__Set exercise__.
The lines to extract start at the one containing "Decode this image" and end with the last line; give them exactly and nothing more.

* BEGIN *

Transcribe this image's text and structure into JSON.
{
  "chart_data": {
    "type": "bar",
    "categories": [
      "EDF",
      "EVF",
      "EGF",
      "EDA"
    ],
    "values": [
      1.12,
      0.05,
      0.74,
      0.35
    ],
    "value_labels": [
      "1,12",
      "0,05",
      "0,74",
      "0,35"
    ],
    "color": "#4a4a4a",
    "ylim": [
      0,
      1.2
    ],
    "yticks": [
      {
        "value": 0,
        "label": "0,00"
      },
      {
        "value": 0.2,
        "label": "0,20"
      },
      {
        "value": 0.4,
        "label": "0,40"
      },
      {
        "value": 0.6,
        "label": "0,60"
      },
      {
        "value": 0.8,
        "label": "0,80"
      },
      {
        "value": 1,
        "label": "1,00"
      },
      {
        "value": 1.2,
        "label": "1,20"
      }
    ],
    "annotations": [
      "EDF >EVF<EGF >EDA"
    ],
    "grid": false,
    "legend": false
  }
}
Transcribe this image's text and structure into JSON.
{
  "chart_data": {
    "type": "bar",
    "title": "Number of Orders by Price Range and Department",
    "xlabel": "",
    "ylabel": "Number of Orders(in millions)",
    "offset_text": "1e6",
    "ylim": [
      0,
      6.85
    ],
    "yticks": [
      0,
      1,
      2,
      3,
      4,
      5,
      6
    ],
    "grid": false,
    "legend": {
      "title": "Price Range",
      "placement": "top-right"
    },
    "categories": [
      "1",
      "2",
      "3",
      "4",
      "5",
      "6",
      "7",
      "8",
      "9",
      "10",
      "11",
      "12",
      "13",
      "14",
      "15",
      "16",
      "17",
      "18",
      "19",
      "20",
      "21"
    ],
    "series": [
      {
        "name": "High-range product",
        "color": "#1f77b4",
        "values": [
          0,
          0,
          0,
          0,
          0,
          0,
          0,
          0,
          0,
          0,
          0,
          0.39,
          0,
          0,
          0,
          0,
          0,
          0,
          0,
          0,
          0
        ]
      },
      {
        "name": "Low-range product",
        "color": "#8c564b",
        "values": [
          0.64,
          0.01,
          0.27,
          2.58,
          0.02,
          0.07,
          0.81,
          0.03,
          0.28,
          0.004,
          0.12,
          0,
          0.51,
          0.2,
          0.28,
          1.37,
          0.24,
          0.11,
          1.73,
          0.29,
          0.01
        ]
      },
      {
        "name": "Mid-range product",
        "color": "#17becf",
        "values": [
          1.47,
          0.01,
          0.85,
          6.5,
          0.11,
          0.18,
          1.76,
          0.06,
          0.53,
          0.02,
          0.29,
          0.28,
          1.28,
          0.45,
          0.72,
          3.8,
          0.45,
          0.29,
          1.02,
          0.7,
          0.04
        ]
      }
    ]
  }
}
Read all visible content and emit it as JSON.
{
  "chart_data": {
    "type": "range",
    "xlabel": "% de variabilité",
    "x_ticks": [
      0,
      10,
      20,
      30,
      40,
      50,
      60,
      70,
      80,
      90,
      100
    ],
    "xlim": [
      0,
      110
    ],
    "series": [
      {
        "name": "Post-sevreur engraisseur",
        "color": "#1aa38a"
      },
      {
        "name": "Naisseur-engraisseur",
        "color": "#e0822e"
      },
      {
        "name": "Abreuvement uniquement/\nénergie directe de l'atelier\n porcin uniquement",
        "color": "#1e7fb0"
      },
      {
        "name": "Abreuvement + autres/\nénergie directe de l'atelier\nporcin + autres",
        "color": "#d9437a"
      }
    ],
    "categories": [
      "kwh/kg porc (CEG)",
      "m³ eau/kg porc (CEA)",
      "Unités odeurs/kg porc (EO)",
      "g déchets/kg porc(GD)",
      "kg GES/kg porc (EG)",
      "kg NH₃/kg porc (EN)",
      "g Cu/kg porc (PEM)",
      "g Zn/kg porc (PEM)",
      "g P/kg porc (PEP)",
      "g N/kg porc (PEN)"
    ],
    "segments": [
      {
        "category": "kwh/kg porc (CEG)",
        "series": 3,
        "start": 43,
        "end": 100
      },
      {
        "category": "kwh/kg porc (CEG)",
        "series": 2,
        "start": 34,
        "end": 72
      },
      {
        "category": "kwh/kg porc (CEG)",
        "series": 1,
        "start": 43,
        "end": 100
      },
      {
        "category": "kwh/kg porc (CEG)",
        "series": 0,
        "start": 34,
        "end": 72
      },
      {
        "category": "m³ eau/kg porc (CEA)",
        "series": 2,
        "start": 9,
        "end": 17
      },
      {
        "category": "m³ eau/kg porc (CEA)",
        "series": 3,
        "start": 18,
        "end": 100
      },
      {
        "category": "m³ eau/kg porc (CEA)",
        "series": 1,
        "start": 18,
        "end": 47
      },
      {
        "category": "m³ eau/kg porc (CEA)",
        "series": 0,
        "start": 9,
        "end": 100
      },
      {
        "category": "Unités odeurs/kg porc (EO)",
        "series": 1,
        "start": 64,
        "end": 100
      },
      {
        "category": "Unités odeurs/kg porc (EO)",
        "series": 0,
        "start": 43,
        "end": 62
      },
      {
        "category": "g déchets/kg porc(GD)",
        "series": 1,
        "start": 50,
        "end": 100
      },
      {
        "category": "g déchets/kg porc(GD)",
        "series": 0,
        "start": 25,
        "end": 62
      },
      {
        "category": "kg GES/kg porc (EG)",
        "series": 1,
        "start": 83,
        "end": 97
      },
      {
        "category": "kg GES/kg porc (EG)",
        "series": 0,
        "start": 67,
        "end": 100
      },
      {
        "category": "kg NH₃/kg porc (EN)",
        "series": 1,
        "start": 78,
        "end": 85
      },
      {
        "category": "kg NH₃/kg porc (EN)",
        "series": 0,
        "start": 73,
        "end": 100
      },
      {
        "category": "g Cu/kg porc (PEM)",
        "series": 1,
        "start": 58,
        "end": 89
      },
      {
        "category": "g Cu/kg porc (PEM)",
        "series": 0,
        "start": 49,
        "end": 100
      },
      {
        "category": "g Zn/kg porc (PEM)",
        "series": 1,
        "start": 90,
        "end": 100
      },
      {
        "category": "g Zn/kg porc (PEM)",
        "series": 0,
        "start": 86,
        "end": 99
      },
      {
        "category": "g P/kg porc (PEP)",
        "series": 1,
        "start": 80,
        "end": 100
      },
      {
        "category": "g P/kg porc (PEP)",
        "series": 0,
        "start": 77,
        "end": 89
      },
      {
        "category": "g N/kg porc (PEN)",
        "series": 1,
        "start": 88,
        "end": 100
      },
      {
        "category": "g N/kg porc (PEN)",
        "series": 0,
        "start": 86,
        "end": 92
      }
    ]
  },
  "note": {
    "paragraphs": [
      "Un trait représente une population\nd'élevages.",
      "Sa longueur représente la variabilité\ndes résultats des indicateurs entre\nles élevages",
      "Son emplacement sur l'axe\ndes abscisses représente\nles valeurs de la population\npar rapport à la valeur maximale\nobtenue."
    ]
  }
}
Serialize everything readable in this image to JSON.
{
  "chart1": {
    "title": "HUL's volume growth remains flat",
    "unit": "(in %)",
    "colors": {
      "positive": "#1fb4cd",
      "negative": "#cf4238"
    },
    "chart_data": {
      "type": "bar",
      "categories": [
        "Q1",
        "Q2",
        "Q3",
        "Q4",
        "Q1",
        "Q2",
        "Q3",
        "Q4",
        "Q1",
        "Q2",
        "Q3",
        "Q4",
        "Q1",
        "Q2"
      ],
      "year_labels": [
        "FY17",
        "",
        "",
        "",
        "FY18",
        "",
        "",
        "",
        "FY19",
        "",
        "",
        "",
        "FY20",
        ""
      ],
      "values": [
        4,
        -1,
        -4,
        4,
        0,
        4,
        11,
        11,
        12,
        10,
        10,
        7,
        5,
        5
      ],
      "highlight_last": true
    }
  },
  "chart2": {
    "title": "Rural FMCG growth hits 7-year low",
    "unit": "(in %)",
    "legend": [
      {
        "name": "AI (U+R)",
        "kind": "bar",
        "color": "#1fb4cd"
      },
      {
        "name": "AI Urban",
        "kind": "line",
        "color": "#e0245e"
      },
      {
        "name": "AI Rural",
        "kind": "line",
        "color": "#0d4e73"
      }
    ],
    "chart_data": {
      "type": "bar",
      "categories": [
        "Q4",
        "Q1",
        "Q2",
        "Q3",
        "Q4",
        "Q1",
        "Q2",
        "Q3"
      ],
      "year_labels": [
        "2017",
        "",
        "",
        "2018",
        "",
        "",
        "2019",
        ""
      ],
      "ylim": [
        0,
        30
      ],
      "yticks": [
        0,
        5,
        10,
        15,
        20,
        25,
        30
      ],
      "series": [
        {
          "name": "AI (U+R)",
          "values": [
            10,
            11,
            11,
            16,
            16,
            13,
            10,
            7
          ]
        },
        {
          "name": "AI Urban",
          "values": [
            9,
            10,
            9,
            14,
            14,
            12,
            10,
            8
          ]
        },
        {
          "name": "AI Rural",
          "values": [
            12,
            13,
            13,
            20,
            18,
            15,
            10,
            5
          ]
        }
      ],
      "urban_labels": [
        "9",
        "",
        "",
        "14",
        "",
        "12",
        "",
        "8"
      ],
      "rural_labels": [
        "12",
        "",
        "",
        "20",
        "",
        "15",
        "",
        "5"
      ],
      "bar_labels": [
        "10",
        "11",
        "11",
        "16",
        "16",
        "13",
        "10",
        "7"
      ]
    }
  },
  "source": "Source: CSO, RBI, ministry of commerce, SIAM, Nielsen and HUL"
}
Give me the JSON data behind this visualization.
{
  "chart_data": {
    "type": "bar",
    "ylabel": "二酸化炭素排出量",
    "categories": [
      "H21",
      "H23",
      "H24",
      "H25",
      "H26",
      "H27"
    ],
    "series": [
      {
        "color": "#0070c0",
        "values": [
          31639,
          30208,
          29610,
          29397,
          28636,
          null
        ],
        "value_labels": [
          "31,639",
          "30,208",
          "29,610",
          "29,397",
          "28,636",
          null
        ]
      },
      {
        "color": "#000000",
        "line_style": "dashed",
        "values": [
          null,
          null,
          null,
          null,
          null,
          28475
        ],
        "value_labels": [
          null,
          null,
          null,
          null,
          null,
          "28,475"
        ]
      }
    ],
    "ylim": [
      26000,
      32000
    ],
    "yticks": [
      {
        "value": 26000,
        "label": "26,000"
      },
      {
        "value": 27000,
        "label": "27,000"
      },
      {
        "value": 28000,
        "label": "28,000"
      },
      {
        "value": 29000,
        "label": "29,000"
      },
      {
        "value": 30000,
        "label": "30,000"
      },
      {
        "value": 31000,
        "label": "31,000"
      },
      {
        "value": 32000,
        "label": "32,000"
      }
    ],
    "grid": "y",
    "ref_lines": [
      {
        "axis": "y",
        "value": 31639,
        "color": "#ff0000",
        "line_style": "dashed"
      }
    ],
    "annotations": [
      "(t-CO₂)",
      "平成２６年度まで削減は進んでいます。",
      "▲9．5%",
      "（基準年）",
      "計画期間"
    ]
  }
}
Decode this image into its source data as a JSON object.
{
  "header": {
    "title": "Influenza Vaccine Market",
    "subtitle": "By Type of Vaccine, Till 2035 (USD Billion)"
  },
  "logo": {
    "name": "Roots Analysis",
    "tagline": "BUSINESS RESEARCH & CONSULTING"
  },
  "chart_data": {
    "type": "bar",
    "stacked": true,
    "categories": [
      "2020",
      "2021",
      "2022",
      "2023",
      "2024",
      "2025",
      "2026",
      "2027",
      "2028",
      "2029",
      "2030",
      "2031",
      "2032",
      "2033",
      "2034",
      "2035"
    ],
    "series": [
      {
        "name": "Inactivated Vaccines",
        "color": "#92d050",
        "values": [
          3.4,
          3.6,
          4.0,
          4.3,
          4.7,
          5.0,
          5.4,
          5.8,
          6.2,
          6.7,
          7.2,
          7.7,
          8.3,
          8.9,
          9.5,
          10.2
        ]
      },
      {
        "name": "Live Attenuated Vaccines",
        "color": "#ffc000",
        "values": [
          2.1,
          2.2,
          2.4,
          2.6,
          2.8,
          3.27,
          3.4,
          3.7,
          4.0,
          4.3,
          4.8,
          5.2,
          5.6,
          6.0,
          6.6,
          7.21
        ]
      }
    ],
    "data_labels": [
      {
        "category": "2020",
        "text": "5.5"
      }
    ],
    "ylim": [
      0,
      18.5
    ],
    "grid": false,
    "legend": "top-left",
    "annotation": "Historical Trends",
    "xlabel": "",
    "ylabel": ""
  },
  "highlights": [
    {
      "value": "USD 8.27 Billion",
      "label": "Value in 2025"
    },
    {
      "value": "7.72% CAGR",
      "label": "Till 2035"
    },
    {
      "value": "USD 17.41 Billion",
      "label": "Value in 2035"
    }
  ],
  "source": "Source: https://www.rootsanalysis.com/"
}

* END *

__Reply__.
Decode this image into its source data as a JSON object.
{
  "header": {
    "title": "Influenza Vaccine Market",
    "subtitle": "By Type of Vaccine, Till 2035 (USD Billion)"
  },
  "logo": {
    "name": "Roots Analysis",
    "tagline": "BUSINESS RESEARCH & CONSULTING"
  },
  "chart_data": {
    "type": "bar",
    "stacked": true,
    "categories": [
      "2020",
      "2021",
      "2022",
      "2023",
      "2024",
      "2025",
      "2026",
      "2027",
      "2028",
      "2029",
      "2030",
      "2031",
      "2032",
      "2033",
      "2034",
      "2035"
    ],
    "series": [
      {
        "name": "Inactivated Vaccines",
        "color": "#92d050",
        "values": [
          3.4,
          3.6,
          4.0,
          4.3,
          4.7,
          5.0,
          5.4,
          5.8,
          6.2,
          6.7,
          7.2,
          7.7,
          8.3,
          8.9,
          9.5,
          10.2
        ]
      },
      {
        "name": "Live Attenuated Vaccines",
        "color": "#ffc000",
        "values": [
          2.1,
          2.2,
          2.4,
          2.6,
          2.8,
          3.27,
          3.4,
          3.7,
          4.0,
          4.3,
          4.8,
          5.2,
          5.6,
          6.0,
          6.6,
          7.21
        ]
      }
    ],
    "data_labels": [
      {
        "category": "2020",
        "text": "5.5"
      }
    ],
    "ylim": [
      0,
      18.5
    ],
    "grid": false,
    "legend": "top-left",
    "annotation": "Historical Trends",
    "xlabel": "",
    "ylabel": ""
  },
  "highlights": [
    {
      "value": "USD 8.27 Billion",
      "label": "Value in 2025"
    },
    {
      "value": "7.72% CAGR",
      "label": "Till 2035"
    },
    {
      "value": "USD 17.41 Billion",
      "label": "Value in 2035"
    }
  ],
  "source": "Source: https://www.rootsanalysis.com/"
}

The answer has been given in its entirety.